WHAT IS BEING ASKED
Pull every "this" line out of the data below.

-- begin --

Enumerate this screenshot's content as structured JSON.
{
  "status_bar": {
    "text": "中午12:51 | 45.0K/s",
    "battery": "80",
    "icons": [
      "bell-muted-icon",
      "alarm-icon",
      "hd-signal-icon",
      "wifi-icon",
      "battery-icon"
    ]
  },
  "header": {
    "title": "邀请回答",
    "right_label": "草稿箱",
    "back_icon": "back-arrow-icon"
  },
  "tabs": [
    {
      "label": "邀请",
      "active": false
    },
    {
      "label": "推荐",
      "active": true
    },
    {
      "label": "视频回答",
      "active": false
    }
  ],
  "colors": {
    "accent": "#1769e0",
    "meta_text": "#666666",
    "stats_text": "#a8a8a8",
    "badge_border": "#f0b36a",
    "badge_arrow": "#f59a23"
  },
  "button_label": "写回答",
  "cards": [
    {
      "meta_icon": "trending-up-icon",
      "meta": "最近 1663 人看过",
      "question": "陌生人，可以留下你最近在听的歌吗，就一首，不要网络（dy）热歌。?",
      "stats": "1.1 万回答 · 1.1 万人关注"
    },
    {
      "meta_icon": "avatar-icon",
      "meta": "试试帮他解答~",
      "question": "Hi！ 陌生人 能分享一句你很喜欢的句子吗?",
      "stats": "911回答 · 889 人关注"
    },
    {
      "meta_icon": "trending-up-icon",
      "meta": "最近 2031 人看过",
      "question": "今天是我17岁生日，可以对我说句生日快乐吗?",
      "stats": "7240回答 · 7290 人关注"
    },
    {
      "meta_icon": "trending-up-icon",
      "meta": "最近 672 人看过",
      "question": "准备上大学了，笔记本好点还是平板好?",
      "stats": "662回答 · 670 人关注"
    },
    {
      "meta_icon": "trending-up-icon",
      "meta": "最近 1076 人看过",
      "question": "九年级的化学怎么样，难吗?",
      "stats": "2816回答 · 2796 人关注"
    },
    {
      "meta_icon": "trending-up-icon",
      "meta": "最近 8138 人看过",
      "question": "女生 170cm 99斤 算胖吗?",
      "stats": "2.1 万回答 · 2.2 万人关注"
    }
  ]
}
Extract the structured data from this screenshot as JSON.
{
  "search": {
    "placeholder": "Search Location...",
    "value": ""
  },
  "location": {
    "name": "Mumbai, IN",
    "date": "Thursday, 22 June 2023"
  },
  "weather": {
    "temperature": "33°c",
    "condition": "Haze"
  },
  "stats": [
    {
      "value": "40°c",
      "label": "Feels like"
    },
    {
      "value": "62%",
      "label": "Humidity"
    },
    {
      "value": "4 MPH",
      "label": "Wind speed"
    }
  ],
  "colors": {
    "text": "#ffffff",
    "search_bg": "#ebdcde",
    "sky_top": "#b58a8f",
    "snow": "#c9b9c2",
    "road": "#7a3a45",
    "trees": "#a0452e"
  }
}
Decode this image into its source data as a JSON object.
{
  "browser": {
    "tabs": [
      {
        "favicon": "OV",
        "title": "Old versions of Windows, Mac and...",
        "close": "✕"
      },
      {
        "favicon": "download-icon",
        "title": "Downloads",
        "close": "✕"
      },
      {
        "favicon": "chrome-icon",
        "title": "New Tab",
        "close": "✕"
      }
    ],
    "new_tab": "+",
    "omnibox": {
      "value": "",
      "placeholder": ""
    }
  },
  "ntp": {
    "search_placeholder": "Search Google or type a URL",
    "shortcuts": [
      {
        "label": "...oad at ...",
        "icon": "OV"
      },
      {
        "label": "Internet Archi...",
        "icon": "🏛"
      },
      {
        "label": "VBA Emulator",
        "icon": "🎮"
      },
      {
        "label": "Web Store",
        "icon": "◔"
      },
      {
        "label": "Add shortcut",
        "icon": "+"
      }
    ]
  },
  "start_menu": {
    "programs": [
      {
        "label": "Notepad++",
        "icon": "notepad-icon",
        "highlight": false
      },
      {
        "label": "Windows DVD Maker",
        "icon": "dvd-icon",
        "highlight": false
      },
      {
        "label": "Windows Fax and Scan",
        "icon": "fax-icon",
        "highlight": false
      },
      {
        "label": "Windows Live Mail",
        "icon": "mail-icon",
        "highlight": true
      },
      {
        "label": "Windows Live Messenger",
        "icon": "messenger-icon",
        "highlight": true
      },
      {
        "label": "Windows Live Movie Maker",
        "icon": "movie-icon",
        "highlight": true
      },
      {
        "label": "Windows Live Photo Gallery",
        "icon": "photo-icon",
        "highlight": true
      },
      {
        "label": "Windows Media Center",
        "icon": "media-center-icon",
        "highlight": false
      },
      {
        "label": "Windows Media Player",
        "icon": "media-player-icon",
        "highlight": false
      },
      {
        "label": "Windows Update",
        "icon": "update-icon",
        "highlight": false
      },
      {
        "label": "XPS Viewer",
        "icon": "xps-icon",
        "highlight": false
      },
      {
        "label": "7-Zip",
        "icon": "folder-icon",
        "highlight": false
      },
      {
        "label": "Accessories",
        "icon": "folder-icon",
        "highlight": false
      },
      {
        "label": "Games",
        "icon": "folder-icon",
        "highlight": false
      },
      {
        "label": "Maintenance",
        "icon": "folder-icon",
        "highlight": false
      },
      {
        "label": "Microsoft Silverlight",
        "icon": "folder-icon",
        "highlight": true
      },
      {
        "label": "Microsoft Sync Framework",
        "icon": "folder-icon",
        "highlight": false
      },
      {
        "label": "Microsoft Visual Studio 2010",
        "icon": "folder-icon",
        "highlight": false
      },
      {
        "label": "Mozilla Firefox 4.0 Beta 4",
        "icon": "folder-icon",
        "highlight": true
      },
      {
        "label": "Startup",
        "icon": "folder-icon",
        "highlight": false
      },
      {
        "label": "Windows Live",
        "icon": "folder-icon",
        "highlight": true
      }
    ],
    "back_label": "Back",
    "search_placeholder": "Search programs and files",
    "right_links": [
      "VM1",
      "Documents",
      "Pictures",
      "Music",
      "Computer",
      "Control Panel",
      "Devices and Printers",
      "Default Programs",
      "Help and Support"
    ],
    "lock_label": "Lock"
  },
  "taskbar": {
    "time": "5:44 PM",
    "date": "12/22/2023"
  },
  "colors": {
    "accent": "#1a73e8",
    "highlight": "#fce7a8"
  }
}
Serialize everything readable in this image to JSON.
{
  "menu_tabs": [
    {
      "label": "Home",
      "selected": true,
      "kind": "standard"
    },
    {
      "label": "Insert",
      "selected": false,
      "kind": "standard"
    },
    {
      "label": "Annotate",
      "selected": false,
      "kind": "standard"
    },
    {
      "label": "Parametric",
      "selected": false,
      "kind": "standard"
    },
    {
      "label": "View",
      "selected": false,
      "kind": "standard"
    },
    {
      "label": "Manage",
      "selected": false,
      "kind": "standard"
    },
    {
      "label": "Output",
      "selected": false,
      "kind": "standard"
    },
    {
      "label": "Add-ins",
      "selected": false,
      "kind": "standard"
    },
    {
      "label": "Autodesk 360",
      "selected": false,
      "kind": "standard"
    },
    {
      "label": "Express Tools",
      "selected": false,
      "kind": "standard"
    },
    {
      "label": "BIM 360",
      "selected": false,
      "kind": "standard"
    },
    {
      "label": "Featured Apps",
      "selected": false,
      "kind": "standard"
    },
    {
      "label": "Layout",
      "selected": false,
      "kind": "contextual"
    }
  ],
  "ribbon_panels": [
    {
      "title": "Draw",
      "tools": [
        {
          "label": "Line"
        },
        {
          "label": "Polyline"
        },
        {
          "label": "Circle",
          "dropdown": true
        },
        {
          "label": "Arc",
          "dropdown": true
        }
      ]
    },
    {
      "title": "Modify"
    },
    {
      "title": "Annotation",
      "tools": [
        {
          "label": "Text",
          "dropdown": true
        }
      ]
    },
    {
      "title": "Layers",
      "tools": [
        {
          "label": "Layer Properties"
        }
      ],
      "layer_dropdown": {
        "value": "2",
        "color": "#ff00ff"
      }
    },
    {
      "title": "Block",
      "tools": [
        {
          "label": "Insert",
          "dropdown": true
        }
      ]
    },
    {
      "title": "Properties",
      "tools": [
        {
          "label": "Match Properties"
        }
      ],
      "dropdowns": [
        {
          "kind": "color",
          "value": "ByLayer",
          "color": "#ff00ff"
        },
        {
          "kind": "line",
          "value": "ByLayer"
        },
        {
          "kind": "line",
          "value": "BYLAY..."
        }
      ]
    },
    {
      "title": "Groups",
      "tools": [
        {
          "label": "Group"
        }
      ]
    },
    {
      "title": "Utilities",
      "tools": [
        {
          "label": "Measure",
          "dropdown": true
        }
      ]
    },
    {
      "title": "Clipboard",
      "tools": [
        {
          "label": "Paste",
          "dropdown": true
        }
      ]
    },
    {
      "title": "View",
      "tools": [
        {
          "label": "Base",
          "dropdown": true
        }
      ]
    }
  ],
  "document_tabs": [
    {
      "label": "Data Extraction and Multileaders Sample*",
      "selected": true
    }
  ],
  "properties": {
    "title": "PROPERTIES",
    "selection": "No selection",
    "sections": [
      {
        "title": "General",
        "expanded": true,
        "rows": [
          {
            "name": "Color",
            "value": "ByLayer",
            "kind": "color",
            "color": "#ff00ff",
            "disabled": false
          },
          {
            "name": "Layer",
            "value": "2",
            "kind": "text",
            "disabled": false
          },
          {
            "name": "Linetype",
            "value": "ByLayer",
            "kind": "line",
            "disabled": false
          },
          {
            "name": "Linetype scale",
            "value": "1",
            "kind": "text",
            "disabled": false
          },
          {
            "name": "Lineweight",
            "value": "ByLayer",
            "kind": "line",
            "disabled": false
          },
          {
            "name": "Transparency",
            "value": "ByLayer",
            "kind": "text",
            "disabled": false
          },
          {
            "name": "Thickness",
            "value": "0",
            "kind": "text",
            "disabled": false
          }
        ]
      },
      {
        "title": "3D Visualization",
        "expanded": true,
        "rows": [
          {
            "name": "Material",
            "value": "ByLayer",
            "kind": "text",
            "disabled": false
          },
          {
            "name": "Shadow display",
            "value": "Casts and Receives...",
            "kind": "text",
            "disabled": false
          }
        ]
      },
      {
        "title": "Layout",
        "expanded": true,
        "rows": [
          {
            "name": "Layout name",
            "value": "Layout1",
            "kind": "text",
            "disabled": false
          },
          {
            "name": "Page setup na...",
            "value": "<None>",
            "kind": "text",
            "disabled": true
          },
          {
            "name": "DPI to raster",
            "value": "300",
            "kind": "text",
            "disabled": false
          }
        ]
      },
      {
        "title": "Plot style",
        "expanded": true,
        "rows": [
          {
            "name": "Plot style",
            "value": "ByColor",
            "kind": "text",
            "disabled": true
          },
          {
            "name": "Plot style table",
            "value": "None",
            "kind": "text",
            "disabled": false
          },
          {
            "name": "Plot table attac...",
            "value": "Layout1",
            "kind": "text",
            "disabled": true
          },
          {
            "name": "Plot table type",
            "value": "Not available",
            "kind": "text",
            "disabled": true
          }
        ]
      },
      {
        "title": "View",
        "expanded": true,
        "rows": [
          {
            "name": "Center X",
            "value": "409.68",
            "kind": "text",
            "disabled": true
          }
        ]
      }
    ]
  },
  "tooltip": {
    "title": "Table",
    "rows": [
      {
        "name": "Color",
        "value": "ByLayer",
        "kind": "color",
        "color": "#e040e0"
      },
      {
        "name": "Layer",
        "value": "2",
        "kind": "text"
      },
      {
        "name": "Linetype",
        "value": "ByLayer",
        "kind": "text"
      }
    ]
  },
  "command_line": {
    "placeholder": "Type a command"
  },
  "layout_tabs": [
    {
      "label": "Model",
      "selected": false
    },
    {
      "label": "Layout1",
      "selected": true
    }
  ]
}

-- end --

WRITTEN ANSWER
Enumerate this screenshot's content as structured JSON.
Extract the structured data from this screenshot as JSON.
Decode this image into its source data as a JSON object.
Serialize everything readable in this image to JSON.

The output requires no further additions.